> _Your objective_
Reproduce the records below in full and exactly, without their images.

- - - -

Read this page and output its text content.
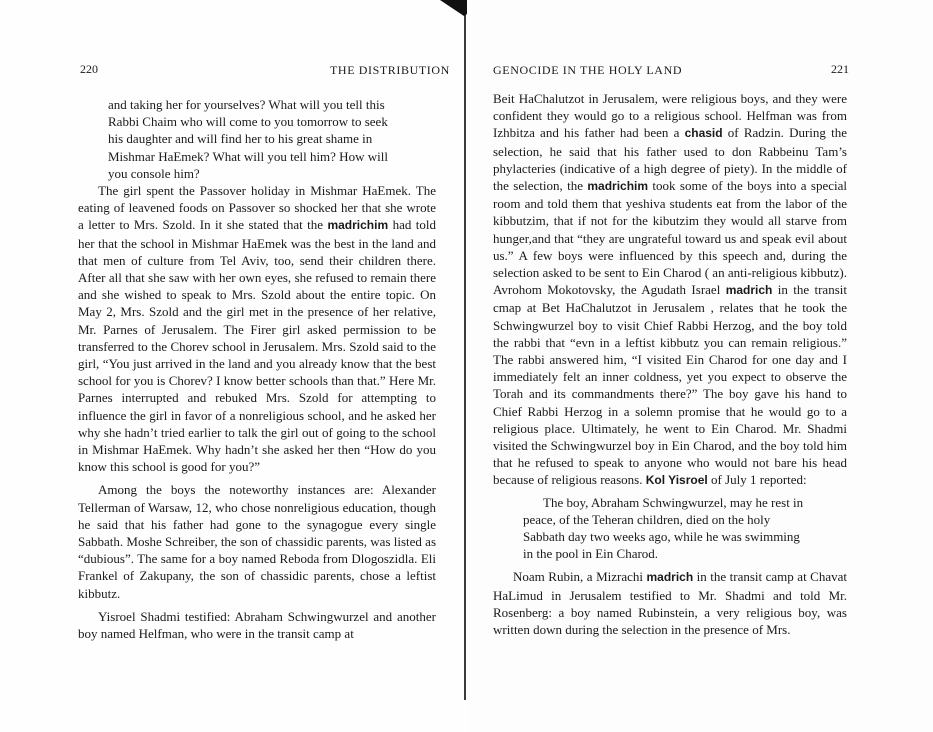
220	THE DISTRIBUTION

and taking her for yourselves? What will you tell this

Rabbi Chaim who will come to you tomorrow to seek

his daughter and will find her to his great shame in

Mishmar HaEmek? What will you tell him? How will

you console him?

The girl spent the Passover holiday in Mishmar HaEmek. The eating of leavened foods on Passover so shocked her that she wrote a letter to Mrs. Szold. In it she stated that the madrichim had told her that the school in Mishmar HaEmek was the best in the land and that men of culture from Tel Aviv, too, send their children there. After all that she saw with her own eyes, she refused to remain there and she wished to speak to Mrs. Szold about the entire topic. On May 2, Mrs. Szold and the girl met in the presence of her relative, Mr. Parnes of Jerusalem. The Firer girl asked permission to be transferred to the Chorev school in Jerusalem. Mrs. Szold said to the girl, “You just arrived in the land and you already know that the best school for you is Chorev? I know better schools than that.” Here Mr. Parnes interrupted and rebuked Mrs. Szold for attempting to influence the girl in favor of a nonreligious school, and he asked her why she hadn’t tried earlier to talk the girl out of going to the school in Mishmar HaEmek. Why hadn’t she asked her then “How do you know this school is good for you?”

Among the boys the noteworthy instances are: Alexander Tellerman of Warsaw, 12, who chose nonreligious education, though he said that his father had gone to the synagogue every single Sabbath. Moshe Schreiber, the son of chassidic parents, was listed as “dubious”. The same for a boy named Reboda from Dlogoszidla. Eli Frankel of Zakupany, the son of chassidic parents, chose a leftist kibbutz.

Yisroel Shadmi testified: Abraham Schwingwurzel and another boy named Helfman, who were in the transit camp at

GENOCIDE IN THE HOLY LAND	221

Beit HaChalutzot in Jerusalem, were religious boys, and they were confident they would go to a religious school. Helfman was from Izhbitza and his father had been a chasid of Radzin. During the selection, he said that his father used to don Rabbeinu Tam’s phylacteries (indicative of a high degree of piety). In the middle of the selection, the madrichim took some of the boys into a special room and told them that yeshiva students eat from the labor of the kibbutzim, that if not for the kibutzim they would all starve from hunger,and that “they are ungrateful toward us and speak evil about us.” A few boys were influenced by this speech and, during the selection asked to be sent to Ein Charod ( an anti-religious kibbutz). Avrohom Mokotovsky, the Agudath Israel madrich in the transit cmap at Bet HaChalutzot in Jerusalem , relates that he took the Schwingwurzel boy to visit Chief Rabbi Herzog, and the boy told the rabbi that “evn in a leftist kibbutz you can remain religious.” The rabbi answered him, “I visited Ein Charod for one day and I immediately felt an inner coldness, yet you expect to observe the Torah and its commandments there?” The boy gave his hand to Chief Rabbi Herzog in a solemn promise that he would go to a religious place. Ultimately, he went to Ein Charod. Mr. Shadmi visited the Schwingwurzel boy in Ein Charod, and the boy told him that he refused to speak to anyone who would not bare his head because of religious reasons. Kol Yisroel of July 1 reported:

The boy, Abraham Schwingwurzel, may he rest in

peace, of the Teheran children, died on the holy

Sabbath day two weeks ago, while he was swimming

in the pool in Ein Charod.

Noam Rubin, a Mizrachi madrich in the transit camp at Chavat HaLimud in Jerusalem testified to Mr. Shadmi and told Mr. Rosenberg: a boy named Rubinstein, a very religious boy, was written down during the selection in the presence of Mrs.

- - - -

> _Task output_
Read this page and output its text content.
220	THE DISTRIBUTION

and taking her for yourselves? What will you tell this

Rabbi Chaim who will come to you tomorrow to seek

his daughter and will find her to his great shame in

Mishmar HaEmek? What will you tell him? How will

you console him?

The girl spent the Passover holiday in Mishmar HaEmek. The eating of leavened foods on Passover so shocked her that she wrote a letter to Mrs. Szold. In it she stated that the madrichim had told her that the school in Mishmar HaEmek was the best in the land and that men of culture from Tel Aviv, too, send their children there. After all that she saw with her own eyes, she refused to remain there and she wished to speak to Mrs. Szold about the entire topic. On May 2, Mrs. Szold and the girl met in the presence of her relative, Mr. Parnes of Jerusalem. The Firer girl asked permission to be transferred to the Chorev school in Jerusalem. Mrs. Szold said to the girl, “You just arrived in the land and you already know that the best school for you is Chorev? I know better schools than that.” Here Mr. Parnes interrupted and rebuked Mrs. Szold for attempting to influence the girl in favor of a nonreligious school, and he asked her why she hadn’t tried earlier to talk the girl out of going to the school in Mishmar HaEmek. Why hadn’t she asked her then “How do you know this school is good for you?”

Among the boys the noteworthy instances are: Alexander Tellerman of Warsaw, 12, who chose nonreligious education, though he said that his father had gone to the synagogue every single Sabbath. Moshe Schreiber, the son of chassidic parents, was listed as “dubious”. The same for a boy named Reboda from Dlogoszidla. Eli Frankel of Zakupany, the son of chassidic parents, chose a leftist kibbutz.

Yisroel Shadmi testified: Abraham Schwingwurzel and another boy named Helfman, who were in the transit camp at

GENOCIDE IN THE HOLY LAND	221

Beit HaChalutzot in Jerusalem, were religious boys, and they were confident they would go to a religious school. Helfman was from Izhbitza and his father had been a chasid of Radzin. During the selection, he said that his father used to don Rabbeinu Tam’s phylacteries (indicative of a high degree of piety). In the middle of the selection, the madrichim took some of the boys into a special room and told them that yeshiva students eat from the labor of the kibbutzim, that if not for the kibutzim they would all starve from hunger,and that “they are ungrateful toward us and speak evil about us.” A few boys were influenced by this speech and, during the selection asked to be sent to Ein Charod ( an anti-religious kibbutz). Avrohom Mokotovsky, the Agudath Israel madrich in the transit cmap at Bet HaChalutzot in Jerusalem , relates that he took the Schwingwurzel boy to visit Chief Rabbi Herzog, and the boy told the rabbi that “evn in a leftist kibbutz you can remain religious.” The rabbi answered him, “I visited Ein Charod for one day and I immediately felt an inner coldness, yet you expect to observe the Torah and its commandments there?” The boy gave his hand to Chief Rabbi Herzog in a solemn promise that he would go to a religious place. Ultimately, he went to Ein Charod. Mr. Shadmi visited the Schwingwurzel boy in Ein Charod, and the boy told him that he refused to speak to anyone who would not bare his head because of religious reasons. Kol Yisroel of July 1 reported:

The boy, Abraham Schwingwurzel, may he rest in

peace, of the Teheran children, died on the holy

Sabbath day two weeks ago, while he was swimming

in the pool in Ein Charod.

Noam Rubin, a Mizrachi madrich in the transit camp at Chavat HaLimud in Jerusalem testified to Mr. Shadmi and told Mr. Rosenberg: a boy named Rubinstein, a very religious boy, was written down during the selection in the presence of Mrs.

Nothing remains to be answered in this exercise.